● Stated problem
Do not carry the pictures over; copy every other part of the entries exactly.

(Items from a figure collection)

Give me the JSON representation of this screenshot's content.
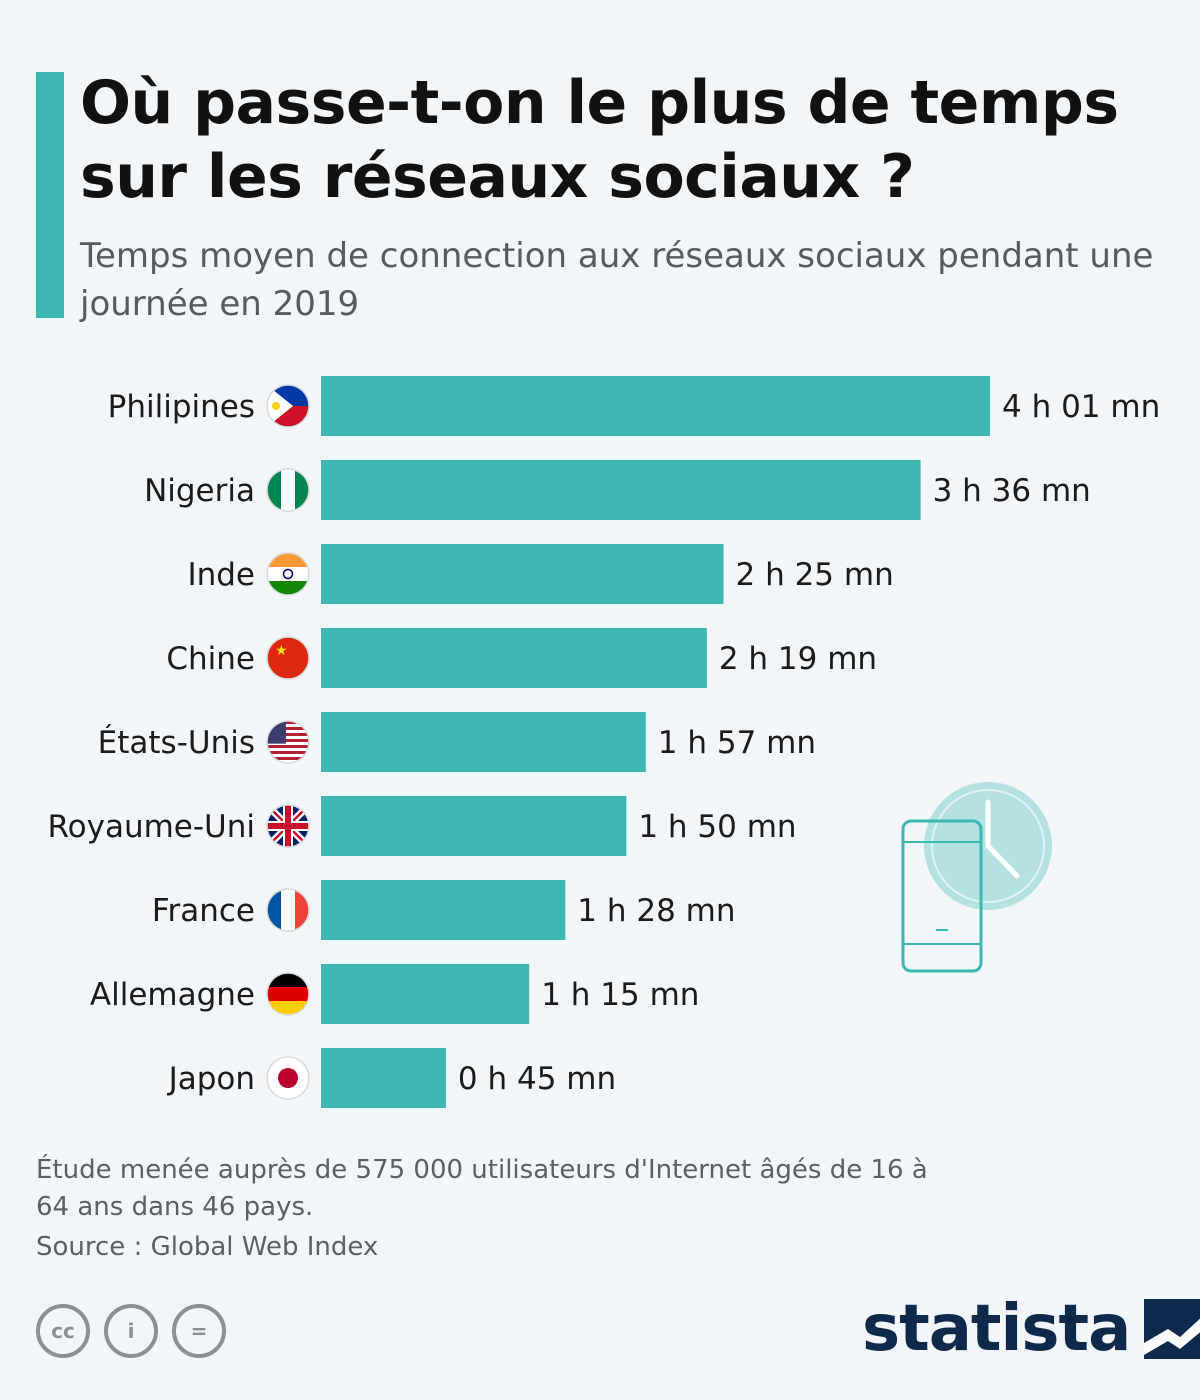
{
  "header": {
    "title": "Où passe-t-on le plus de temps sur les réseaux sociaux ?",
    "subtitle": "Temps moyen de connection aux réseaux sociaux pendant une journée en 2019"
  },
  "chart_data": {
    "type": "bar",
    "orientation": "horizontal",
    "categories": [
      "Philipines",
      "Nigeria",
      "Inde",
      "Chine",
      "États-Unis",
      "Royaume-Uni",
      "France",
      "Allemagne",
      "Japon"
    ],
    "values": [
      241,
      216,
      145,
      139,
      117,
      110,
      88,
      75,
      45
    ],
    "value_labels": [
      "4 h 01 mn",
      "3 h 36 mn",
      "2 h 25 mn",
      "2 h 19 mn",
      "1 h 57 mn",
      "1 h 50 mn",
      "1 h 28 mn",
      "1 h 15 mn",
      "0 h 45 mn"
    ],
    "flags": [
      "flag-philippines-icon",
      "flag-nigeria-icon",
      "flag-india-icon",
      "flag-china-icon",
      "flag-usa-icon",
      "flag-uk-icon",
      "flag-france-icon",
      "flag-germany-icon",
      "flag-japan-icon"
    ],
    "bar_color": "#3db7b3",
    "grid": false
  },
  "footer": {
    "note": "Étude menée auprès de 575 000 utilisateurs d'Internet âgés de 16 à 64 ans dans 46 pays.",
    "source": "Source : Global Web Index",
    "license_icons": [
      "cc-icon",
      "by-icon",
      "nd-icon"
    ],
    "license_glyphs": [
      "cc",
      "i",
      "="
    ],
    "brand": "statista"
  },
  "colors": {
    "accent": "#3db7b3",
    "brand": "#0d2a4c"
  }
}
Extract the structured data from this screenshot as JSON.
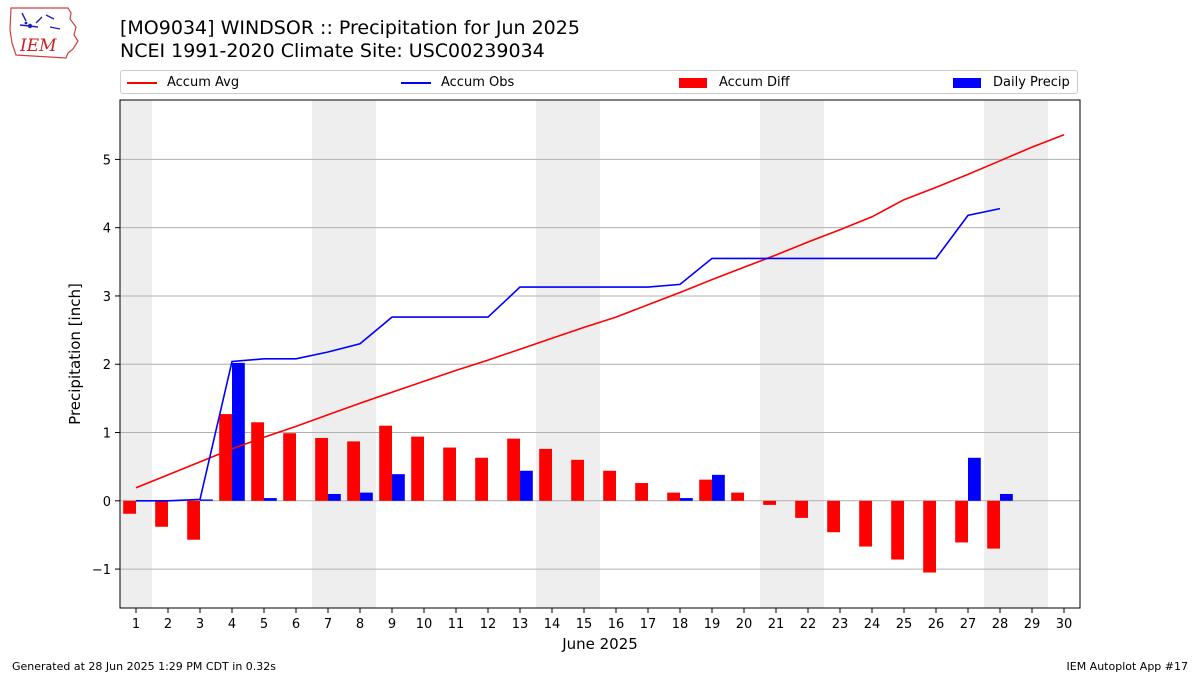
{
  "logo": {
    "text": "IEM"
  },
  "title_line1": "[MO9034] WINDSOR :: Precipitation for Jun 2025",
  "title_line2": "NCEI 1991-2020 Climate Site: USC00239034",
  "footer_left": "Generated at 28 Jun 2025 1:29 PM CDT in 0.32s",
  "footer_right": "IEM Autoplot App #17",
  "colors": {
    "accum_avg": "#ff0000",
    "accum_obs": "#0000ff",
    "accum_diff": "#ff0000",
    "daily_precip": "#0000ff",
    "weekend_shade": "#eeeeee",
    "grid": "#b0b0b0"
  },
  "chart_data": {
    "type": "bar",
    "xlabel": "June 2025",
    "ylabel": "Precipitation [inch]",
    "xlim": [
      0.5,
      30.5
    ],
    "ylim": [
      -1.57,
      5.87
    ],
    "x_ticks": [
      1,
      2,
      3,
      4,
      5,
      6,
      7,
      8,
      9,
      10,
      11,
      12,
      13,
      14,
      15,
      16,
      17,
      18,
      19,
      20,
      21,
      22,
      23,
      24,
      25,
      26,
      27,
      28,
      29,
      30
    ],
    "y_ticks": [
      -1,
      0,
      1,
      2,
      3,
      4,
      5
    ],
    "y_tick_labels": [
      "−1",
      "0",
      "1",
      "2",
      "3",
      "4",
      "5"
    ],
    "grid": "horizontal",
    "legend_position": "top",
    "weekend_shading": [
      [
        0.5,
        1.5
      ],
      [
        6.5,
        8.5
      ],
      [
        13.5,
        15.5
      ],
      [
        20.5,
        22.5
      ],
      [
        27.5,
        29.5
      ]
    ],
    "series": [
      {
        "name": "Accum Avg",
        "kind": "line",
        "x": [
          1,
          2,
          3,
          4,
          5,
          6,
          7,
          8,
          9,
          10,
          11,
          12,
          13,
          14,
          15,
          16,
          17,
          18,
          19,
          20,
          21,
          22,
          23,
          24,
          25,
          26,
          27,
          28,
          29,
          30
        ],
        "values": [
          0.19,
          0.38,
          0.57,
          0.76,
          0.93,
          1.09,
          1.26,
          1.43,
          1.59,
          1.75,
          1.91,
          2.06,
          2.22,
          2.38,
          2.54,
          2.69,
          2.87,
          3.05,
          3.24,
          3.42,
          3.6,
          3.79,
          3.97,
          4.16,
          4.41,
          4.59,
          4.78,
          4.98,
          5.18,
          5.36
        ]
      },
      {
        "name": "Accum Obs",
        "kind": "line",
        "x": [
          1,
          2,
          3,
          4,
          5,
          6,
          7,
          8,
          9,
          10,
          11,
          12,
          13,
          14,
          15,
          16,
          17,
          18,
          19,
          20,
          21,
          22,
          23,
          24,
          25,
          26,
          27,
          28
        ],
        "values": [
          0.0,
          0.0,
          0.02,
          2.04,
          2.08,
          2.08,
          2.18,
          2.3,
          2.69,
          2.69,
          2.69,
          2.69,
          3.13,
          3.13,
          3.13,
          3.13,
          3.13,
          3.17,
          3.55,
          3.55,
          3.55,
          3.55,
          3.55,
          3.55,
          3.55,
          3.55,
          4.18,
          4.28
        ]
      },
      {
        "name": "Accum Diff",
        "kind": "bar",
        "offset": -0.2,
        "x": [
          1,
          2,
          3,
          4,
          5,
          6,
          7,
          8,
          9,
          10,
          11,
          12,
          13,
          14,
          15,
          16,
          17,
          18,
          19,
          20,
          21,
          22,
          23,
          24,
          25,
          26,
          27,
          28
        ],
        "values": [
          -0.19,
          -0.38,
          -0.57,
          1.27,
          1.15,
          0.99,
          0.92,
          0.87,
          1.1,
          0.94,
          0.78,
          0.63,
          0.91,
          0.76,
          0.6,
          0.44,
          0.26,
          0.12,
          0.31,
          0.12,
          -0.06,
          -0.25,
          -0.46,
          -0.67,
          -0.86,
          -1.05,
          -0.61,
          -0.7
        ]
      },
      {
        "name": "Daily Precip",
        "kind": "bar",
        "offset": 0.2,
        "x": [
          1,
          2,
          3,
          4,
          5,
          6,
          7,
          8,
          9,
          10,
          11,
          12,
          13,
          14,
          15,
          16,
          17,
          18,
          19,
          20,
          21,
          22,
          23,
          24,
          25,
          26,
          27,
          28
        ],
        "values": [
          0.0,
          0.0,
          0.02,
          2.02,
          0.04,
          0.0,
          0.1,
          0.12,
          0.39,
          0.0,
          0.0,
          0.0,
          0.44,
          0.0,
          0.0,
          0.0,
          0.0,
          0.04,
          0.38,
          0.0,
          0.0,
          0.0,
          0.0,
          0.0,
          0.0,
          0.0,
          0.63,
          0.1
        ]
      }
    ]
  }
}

● Solution for this task
Give me the JSON representation of this screenshot's content.
{
  "header": {
    "title": "Où passe-t-on le plus de temps sur les réseaux sociaux ?",
    "subtitle": "Temps moyen de connection aux réseaux sociaux pendant une journée en 2019"
  },
  "chart_data": {
    "type": "bar",
    "orientation": "horizontal",
    "categories": [
      "Philipines",
      "Nigeria",
      "Inde",
      "Chine",
      "États-Unis",
      "Royaume-Uni",
      "France",
      "Allemagne",
      "Japon"
    ],
    "values": [
      241,
      216,
      145,
      139,
      117,
      110,
      88,
      75,
      45
    ],
    "value_labels": [
      "4 h 01 mn",
      "3 h 36 mn",
      "2 h 25 mn",
      "2 h 19 mn",
      "1 h 57 mn",
      "1 h 50 mn",
      "1 h 28 mn",
      "1 h 15 mn",
      "0 h 45 mn"
    ],
    "flags": [
      "flag-philippines-icon",
      "flag-nigeria-icon",
      "flag-india-icon",
      "flag-china-icon",
      "flag-usa-icon",
      "flag-uk-icon",
      "flag-france-icon",
      "flag-germany-icon",
      "flag-japan-icon"
    ],
    "bar_color": "#3db7b3",
    "grid": false
  },
  "footer": {
    "note": "Étude menée auprès de 575 000 utilisateurs d'Internet âgés de 16 à 64 ans dans 46 pays.",
    "source": "Source : Global Web Index",
    "license_icons": [
      "cc-icon",
      "by-icon",
      "nd-icon"
    ],
    "license_glyphs": [
      "cc",
      "i",
      "="
    ],
    "brand": "statista"
  },
  "colors": {
    "accent": "#3db7b3",
    "brand": "#0d2a4c"
  }
}
Extract the structured data from this screenshot as JSON.
{
  "logo": {
    "text": "IEM"
  },
  "title_line1": "[MO9034] WINDSOR :: Precipitation for Jun 2025",
  "title_line2": "NCEI 1991-2020 Climate Site: USC00239034",
  "footer_left": "Generated at 28 Jun 2025 1:29 PM CDT in 0.32s",
  "footer_right": "IEM Autoplot App #17",
  "colors": {
    "accum_avg": "#ff0000",
    "accum_obs": "#0000ff",
    "accum_diff": "#ff0000",
    "daily_precip": "#0000ff",
    "weekend_shade": "#eeeeee",
    "grid": "#b0b0b0"
  },
  "chart_data": {
    "type": "bar",
    "xlabel": "June 2025",
    "ylabel": "Precipitation [inch]",
    "xlim": [
      0.5,
      30.5
    ],
    "ylim": [
      -1.57,
      5.87
    ],
    "x_ticks": [
      1,
      2,
      3,
      4,
      5,
      6,
      7,
      8,
      9,
      10,
      11,
      12,
      13,
      14,
      15,
      16,
      17,
      18,
      19,
      20,
      21,
      22,
      23,
      24,
      25,
      26,
      27,
      28,
      29,
      30
    ],
    "y_ticks": [
      -1,
      0,
      1,
      2,
      3,
      4,
      5
    ],
    "y_tick_labels": [
      "−1",
      "0",
      "1",
      "2",
      "3",
      "4",
      "5"
    ],
    "grid": "horizontal",
    "legend_position": "top",
    "weekend_shading": [
      [
        0.5,
        1.5
      ],
      [
        6.5,
        8.5
      ],
      [
        13.5,
        15.5
      ],
      [
        20.5,
        22.5
      ],
      [
        27.5,
        29.5
      ]
    ],
    "series": [
      {
        "name": "Accum Avg",
        "kind": "line",
        "x": [
          1,
          2,
          3,
          4,
          5,
          6,
          7,
          8,
          9,
          10,
          11,
          12,
          13,
          14,
          15,
          16,
          17,
          18,
          19,
          20,
          21,
          22,
          23,
          24,
          25,
          26,
          27,
          28,
          29,
          30
        ],
        "values": [
          0.19,
          0.38,
          0.57,
          0.76,
          0.93,
          1.09,
          1.26,
          1.43,
          1.59,
          1.75,
          1.91,
          2.06,
          2.22,
          2.38,
          2.54,
          2.69,
          2.87,
          3.05,
          3.24,
          3.42,
          3.6,
          3.79,
          3.97,
          4.16,
          4.41,
          4.59,
          4.78,
          4.98,
          5.18,
          5.36
        ]
      },
      {
        "name": "Accum Obs",
        "kind": "line",
        "x": [
          1,
          2,
          3,
          4,
          5,
          6,
          7,
          8,
          9,
          10,
          11,
          12,
          13,
          14,
          15,
          16,
          17,
          18,
          19,
          20,
          21,
          22,
          23,
          24,
          25,
          26,
          27,
          28
        ],
        "values": [
          0.0,
          0.0,
          0.02,
          2.04,
          2.08,
          2.08,
          2.18,
          2.3,
          2.69,
          2.69,
          2.69,
          2.69,
          3.13,
          3.13,
          3.13,
          3.13,
          3.13,
          3.17,
          3.55,
          3.55,
          3.55,
          3.55,
          3.55,
          3.55,
          3.55,
          3.55,
          4.18,
          4.28
        ]
      },
      {
        "name": "Accum Diff",
        "kind": "bar",
        "offset": -0.2,
        "x": [
          1,
          2,
          3,
          4,
          5,
          6,
          7,
          8,
          9,
          10,
          11,
          12,
          13,
          14,
          15,
          16,
          17,
          18,
          19,
          20,
          21,
          22,
          23,
          24,
          25,
          26,
          27,
          28
        ],
        "values": [
          -0.19,
          -0.38,
          -0.57,
          1.27,
          1.15,
          0.99,
          0.92,
          0.87,
          1.1,
          0.94,
          0.78,
          0.63,
          0.91,
          0.76,
          0.6,
          0.44,
          0.26,
          0.12,
          0.31,
          0.12,
          -0.06,
          -0.25,
          -0.46,
          -0.67,
          -0.86,
          -1.05,
          -0.61,
          -0.7
        ]
      },
      {
        "name": "Daily Precip",
        "kind": "bar",
        "offset": 0.2,
        "x": [
          1,
          2,
          3,
          4,
          5,
          6,
          7,
          8,
          9,
          10,
          11,
          12,
          13,
          14,
          15,
          16,
          17,
          18,
          19,
          20,
          21,
          22,
          23,
          24,
          25,
          26,
          27,
          28
        ],
        "values": [
          0.0,
          0.0,
          0.02,
          2.02,
          0.04,
          0.0,
          0.1,
          0.12,
          0.39,
          0.0,
          0.0,
          0.0,
          0.44,
          0.0,
          0.0,
          0.0,
          0.0,
          0.04,
          0.38,
          0.0,
          0.0,
          0.0,
          0.0,
          0.0,
          0.0,
          0.0,
          0.63,
          0.1
        ]
      }
    ]
  }
}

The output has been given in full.